-- What is asked --
Find all the lines with "Argo" and gather them.

BEGIN Entries

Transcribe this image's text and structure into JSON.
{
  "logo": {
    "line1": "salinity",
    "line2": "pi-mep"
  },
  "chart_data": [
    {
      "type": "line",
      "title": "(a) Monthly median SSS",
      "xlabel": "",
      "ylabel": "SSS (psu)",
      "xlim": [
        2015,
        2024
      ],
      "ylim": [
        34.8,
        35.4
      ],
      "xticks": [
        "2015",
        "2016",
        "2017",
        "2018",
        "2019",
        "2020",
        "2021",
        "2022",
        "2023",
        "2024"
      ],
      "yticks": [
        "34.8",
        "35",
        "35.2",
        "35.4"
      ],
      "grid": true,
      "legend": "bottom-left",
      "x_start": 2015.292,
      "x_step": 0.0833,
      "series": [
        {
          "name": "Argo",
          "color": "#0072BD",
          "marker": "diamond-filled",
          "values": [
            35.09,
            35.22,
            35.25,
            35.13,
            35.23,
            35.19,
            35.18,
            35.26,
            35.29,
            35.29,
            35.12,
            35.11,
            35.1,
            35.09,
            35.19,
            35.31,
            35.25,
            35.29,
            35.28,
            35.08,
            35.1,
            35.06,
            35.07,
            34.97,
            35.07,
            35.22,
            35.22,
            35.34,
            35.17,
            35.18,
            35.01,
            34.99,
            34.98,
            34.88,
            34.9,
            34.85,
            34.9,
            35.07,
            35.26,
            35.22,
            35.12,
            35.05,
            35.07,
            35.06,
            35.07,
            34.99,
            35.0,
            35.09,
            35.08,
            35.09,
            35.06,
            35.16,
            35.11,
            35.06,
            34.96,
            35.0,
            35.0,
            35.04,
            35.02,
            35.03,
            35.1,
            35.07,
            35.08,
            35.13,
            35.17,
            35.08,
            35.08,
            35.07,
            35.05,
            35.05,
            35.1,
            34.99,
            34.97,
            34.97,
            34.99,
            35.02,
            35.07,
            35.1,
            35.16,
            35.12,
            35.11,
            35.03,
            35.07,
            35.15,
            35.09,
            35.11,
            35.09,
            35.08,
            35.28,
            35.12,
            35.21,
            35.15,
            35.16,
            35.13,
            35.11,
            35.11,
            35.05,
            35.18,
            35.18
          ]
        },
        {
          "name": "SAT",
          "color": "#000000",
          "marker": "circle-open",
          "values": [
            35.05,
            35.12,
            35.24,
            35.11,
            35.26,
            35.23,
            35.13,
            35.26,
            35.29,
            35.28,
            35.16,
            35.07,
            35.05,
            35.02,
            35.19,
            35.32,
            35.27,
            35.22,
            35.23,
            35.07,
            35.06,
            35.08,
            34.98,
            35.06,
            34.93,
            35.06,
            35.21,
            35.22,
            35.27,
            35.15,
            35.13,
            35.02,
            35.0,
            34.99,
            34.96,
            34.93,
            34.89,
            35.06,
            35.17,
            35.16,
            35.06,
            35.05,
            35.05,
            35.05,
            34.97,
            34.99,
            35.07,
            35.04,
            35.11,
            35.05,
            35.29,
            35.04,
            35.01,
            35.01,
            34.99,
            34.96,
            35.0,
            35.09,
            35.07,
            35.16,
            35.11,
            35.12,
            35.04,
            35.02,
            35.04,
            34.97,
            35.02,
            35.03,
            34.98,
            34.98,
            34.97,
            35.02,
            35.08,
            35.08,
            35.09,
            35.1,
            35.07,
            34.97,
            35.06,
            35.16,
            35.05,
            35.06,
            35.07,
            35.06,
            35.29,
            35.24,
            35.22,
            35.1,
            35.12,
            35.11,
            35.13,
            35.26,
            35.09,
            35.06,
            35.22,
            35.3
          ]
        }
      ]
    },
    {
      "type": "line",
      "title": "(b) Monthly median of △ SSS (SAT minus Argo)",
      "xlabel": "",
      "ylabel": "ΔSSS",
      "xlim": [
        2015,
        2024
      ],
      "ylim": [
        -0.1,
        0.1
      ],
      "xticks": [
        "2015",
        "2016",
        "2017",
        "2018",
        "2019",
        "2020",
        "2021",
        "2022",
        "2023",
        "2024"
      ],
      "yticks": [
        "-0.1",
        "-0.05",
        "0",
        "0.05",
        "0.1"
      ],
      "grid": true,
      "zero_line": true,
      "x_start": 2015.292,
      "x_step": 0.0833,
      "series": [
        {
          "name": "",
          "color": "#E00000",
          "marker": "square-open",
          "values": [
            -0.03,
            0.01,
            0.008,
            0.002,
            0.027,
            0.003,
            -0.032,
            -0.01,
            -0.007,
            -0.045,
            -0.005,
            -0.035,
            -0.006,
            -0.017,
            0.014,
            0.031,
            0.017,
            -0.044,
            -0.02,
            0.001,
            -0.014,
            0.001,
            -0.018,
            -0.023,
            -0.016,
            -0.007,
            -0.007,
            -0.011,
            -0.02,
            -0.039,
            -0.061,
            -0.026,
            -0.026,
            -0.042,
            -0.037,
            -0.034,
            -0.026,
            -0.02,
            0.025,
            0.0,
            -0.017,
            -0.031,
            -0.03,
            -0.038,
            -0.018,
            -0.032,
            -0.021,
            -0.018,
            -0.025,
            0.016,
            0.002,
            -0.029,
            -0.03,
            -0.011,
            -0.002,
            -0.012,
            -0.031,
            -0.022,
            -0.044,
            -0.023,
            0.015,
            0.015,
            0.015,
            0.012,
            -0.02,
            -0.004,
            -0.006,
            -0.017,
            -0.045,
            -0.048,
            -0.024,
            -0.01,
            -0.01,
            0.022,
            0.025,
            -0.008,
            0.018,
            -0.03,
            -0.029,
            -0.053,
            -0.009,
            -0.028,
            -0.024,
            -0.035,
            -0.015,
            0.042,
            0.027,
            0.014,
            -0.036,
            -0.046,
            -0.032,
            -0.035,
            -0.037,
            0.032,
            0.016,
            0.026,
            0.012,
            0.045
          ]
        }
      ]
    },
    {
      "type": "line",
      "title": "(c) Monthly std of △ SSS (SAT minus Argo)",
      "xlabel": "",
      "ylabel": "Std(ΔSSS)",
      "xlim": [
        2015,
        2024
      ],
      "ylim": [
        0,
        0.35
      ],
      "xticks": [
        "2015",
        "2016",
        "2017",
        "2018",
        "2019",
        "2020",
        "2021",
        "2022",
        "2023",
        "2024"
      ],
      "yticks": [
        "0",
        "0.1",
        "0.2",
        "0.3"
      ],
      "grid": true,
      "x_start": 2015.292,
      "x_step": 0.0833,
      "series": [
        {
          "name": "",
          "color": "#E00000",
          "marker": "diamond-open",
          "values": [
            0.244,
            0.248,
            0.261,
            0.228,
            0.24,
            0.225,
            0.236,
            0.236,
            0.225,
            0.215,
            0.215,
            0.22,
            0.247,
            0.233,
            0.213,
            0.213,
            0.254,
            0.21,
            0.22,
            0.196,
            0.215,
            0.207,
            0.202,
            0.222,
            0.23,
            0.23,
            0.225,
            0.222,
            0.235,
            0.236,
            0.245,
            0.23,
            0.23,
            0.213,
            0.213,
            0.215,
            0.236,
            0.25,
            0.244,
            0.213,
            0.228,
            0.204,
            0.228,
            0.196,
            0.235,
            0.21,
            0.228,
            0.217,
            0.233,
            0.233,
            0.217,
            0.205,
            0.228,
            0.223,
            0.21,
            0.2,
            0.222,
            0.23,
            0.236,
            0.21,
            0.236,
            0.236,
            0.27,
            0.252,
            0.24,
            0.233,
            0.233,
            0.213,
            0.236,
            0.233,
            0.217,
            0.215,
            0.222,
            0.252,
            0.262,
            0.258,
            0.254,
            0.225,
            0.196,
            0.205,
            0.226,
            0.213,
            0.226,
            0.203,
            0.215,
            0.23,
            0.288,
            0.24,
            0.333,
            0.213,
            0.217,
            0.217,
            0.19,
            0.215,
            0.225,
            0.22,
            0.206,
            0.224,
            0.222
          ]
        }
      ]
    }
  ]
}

END Entries

-- Answer for the task --
          "name": "Argo",
      "title": "(b) Monthly median of △ SSS (SAT minus Argo)",
      "title": "(c) Monthly std of △ SSS (SAT minus Argo)",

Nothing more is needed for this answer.